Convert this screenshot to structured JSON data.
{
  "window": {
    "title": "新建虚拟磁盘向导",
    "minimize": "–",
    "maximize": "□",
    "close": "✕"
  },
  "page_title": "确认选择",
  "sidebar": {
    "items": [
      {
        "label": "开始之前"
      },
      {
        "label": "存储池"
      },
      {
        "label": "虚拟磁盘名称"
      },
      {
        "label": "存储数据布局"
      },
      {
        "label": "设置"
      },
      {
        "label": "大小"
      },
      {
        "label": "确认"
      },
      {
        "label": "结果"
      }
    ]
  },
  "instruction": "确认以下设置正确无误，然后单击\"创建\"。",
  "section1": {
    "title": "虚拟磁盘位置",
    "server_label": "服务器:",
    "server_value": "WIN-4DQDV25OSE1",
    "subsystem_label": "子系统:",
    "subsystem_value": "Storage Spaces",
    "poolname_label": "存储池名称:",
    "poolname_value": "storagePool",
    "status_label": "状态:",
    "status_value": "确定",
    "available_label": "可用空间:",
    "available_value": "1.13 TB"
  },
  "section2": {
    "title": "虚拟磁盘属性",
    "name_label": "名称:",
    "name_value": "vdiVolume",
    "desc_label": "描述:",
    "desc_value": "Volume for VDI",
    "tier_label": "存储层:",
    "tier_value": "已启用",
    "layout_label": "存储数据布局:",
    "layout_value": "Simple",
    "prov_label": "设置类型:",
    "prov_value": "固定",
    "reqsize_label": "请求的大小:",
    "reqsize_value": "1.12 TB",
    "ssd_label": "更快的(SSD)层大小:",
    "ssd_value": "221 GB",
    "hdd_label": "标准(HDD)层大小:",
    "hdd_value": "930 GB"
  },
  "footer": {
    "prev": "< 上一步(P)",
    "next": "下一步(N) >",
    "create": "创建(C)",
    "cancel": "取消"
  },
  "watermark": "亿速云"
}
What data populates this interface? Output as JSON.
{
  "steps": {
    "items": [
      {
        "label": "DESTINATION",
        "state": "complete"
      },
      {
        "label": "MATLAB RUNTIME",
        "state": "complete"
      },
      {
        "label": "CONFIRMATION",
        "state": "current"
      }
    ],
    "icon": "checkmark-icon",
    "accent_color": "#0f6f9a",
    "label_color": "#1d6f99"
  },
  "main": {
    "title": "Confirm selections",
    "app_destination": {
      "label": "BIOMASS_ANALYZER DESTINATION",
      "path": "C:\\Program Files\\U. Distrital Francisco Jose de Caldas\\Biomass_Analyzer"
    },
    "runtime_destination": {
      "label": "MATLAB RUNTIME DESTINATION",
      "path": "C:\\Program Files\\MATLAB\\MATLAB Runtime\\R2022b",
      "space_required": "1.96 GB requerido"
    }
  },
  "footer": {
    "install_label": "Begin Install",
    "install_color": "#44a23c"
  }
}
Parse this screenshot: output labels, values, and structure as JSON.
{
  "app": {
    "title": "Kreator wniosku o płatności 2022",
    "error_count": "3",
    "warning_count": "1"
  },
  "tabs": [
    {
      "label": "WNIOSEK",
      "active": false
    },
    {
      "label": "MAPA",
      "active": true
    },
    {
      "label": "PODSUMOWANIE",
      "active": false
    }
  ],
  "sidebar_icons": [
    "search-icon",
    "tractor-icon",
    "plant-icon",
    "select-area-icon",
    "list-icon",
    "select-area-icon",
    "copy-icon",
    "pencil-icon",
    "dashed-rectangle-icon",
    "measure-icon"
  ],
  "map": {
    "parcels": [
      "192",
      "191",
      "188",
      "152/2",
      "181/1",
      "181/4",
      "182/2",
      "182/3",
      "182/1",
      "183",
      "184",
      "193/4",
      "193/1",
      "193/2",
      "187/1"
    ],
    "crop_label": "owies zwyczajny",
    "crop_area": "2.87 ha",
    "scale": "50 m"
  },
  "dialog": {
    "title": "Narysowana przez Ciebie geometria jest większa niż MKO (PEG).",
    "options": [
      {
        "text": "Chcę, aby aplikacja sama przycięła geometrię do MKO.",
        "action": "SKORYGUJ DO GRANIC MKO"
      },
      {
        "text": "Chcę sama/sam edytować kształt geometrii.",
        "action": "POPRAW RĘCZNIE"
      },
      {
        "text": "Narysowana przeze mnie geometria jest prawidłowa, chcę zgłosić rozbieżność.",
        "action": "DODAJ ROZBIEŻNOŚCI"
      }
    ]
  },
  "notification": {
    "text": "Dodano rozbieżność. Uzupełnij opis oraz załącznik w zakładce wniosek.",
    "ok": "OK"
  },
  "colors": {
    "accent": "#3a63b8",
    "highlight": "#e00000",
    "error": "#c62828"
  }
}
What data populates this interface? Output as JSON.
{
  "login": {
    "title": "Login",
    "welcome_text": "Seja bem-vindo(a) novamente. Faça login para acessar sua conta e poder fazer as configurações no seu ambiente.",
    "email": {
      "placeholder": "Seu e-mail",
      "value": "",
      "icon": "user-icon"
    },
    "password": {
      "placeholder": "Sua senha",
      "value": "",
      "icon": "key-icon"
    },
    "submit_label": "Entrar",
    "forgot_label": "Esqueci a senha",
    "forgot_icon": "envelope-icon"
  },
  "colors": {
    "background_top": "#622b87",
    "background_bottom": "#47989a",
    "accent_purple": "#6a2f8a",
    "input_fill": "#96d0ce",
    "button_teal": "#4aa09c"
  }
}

━━━━━━━━━━━━━━━━━━━━━━━━━━━━━━

**Task brief**
Each line above that includes "action" should be shown.

**Response below**
        "action": "SKORYGUJ DO GRANIC MKO"
        "action": "POPRAW RĘCZNIE"
        "action": "DODAJ ROZBIEŻNOŚCI"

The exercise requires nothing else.